[Task requirements] Go through the listing and copy every line word for word.

Data entries
::::::::::

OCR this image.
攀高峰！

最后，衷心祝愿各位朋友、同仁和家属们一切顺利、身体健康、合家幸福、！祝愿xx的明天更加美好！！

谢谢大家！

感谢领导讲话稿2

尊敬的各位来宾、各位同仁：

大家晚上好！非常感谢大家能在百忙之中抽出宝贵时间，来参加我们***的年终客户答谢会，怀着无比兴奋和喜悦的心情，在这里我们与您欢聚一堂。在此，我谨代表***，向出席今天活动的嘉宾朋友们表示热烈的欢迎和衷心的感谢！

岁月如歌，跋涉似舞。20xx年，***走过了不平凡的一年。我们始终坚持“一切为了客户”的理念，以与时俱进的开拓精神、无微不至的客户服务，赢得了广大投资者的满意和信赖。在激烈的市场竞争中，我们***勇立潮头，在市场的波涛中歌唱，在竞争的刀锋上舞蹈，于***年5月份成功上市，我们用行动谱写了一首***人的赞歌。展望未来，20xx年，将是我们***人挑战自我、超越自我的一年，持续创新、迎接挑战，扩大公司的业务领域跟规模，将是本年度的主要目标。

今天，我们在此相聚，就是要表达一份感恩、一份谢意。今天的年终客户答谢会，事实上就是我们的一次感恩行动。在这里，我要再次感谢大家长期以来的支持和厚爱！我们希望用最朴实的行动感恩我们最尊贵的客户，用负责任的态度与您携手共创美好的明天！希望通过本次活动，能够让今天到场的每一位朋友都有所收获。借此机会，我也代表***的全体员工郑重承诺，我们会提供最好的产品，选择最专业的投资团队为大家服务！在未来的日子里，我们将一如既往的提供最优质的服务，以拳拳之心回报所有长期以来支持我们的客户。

::::::::::

[Task output]
OCR this image.
攀高峰！

最后，衷心祝愿各位朋友、同仁和家属们一切顺利、身体健康、合家幸福、！祝愿xx的明天更加美好！！

谢谢大家！

感谢领导讲话稿2

尊敬的各位来宾、各位同仁：

大家晚上好！非常感谢大家能在百忙之中抽出宝贵时间，来参加我们***的年终客户答谢会，怀着无比兴奋和喜悦的心情，在这里我们与您欢聚一堂。在此，我谨代表***，向出席今天活动的嘉宾朋友们表示热烈的欢迎和衷心的感谢！

岁月如歌，跋涉似舞。20xx年，***走过了不平凡的一年。我们始终坚持“一切为了客户”的理念，以与时俱进的开拓精神、无微不至的客户服务，赢得了广大投资者的满意和信赖。在激烈的市场竞争中，我们***勇立潮头，在市场的波涛中歌唱，在竞争的刀锋上舞蹈，于***年5月份成功上市，我们用行动谱写了一首***人的赞歌。展望未来，20xx年，将是我们***人挑战自我、超越自我的一年，持续创新、迎接挑战，扩大公司的业务领域跟规模，将是本年度的主要目标。

今天，我们在此相聚，就是要表达一份感恩、一份谢意。今天的年终客户答谢会，事实上就是我们的一次感恩行动。在这里，我要再次感谢大家长期以来的支持和厚爱！我们希望用最朴实的行动感恩我们最尊贵的客户，用负责任的态度与您携手共创美好的明天！希望通过本次活动，能够让今天到场的每一位朋友都有所收获。借此机会，我也代表***的全体员工郑重承诺，我们会提供最好的产品，选择最专业的投资团队为大家服务！在未来的日子里，我们将一如既往的提供最优质的服务，以拳拳之心回报所有长期以来支持我们的客户。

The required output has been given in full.